Task objective:
Copy the listing below line for line, without changing any character, and omit the picture.

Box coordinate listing
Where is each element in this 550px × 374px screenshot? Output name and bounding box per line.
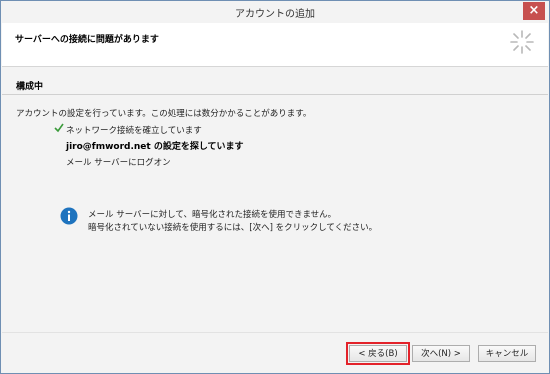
- next-button[interactable]: 次へ(N) >: [412, 345, 470, 362]
- dialog-window: アカウントの追加 × サーバーへの接続に問題があります 構成中 アカウントの設定…: [0, 0, 550, 374]
- info-message-line: 暗号化されていない接続を使用するには、[次へ] をクリックしてください。: [88, 223, 378, 233]
- header-title: サーバーへの接続に問題があります: [15, 35, 159, 45]
- button-bar: < 戻る(B) 次へ(N) > キャンセル: [2, 332, 548, 373]
- info-icon: [60, 207, 78, 225]
- back-button[interactable]: < 戻る(B): [346, 342, 410, 365]
- section-title: 構成中: [16, 82, 44, 92]
- close-button[interactable]: ×: [523, 2, 545, 20]
- spinner-icon: [510, 30, 534, 54]
- cancel-button[interactable]: キャンセル: [478, 345, 536, 362]
- intro-text: アカウントの設定を行っています。この処理には数分かかることがあります。: [16, 109, 312, 119]
- info-message-line: メール サーバーに対して、暗号化された接続を使用できません。: [88, 210, 337, 220]
- step-item: ネットワーク接続を確立しています: [66, 126, 202, 136]
- step-item-current: jiro@fmword.net の設定を探しています: [66, 142, 244, 152]
- title-bar: アカウントの追加 ×: [1, 1, 549, 23]
- header-panel: サーバーへの接続に問題があります: [2, 23, 548, 67]
- section-divider: [2, 94, 548, 95]
- check-icon: [54, 123, 64, 133]
- window-title: アカウントの追加: [235, 9, 315, 20]
- content-area: 構成中 アカウントの設定を行っています。この処理には数分かかることがあります。 …: [2, 67, 548, 331]
- step-item: メール サーバーにログオン: [66, 158, 171, 168]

Answer to the task:
Where is each element in this 550px × 374px screenshot? Output name and bounding box per line.
- next-button[interactable]: 次へ(N) >: [412, 345, 470, 362]
- dialog-window: アカウントの追加 × サーバーへの接続に問題があります 構成中 アカウントの設定…: [0, 0, 550, 374]
- info-message-line: 暗号化されていない接続を使用するには、[次へ] をクリックしてください。: [88, 223, 378, 233]
- header-title: サーバーへの接続に問題があります: [15, 35, 159, 45]
- button-bar: < 戻る(B) 次へ(N) > キャンセル: [2, 332, 548, 373]
- info-icon: [60, 207, 78, 225]
- back-button[interactable]: < 戻る(B): [346, 342, 410, 365]
- section-title: 構成中: [16, 82, 44, 92]
- close-button[interactable]: ×: [523, 2, 545, 20]
- spinner-icon: [510, 30, 534, 54]
- cancel-button[interactable]: キャンセル: [478, 345, 536, 362]
- intro-text: アカウントの設定を行っています。この処理には数分かかることがあります。: [16, 109, 312, 119]
- info-message-line: メール サーバーに対して、暗号化された接続を使用できません。: [88, 210, 337, 220]
- step-item: ネットワーク接続を確立しています: [66, 126, 202, 136]
- step-item-current: jiro@fmword.net の設定を探しています: [66, 142, 244, 152]
- title-bar: アカウントの追加 ×: [1, 1, 549, 23]
- header-panel: サーバーへの接続に問題があります: [2, 23, 548, 67]
- section-divider: [2, 94, 548, 95]
- check-icon: [54, 123, 64, 133]
- window-title: アカウントの追加: [235, 9, 315, 20]
- content-area: 構成中 アカウントの設定を行っています。この処理には数分かかることがあります。 …: [2, 67, 548, 331]
- step-item: メール サーバーにログオン: [66, 158, 171, 168]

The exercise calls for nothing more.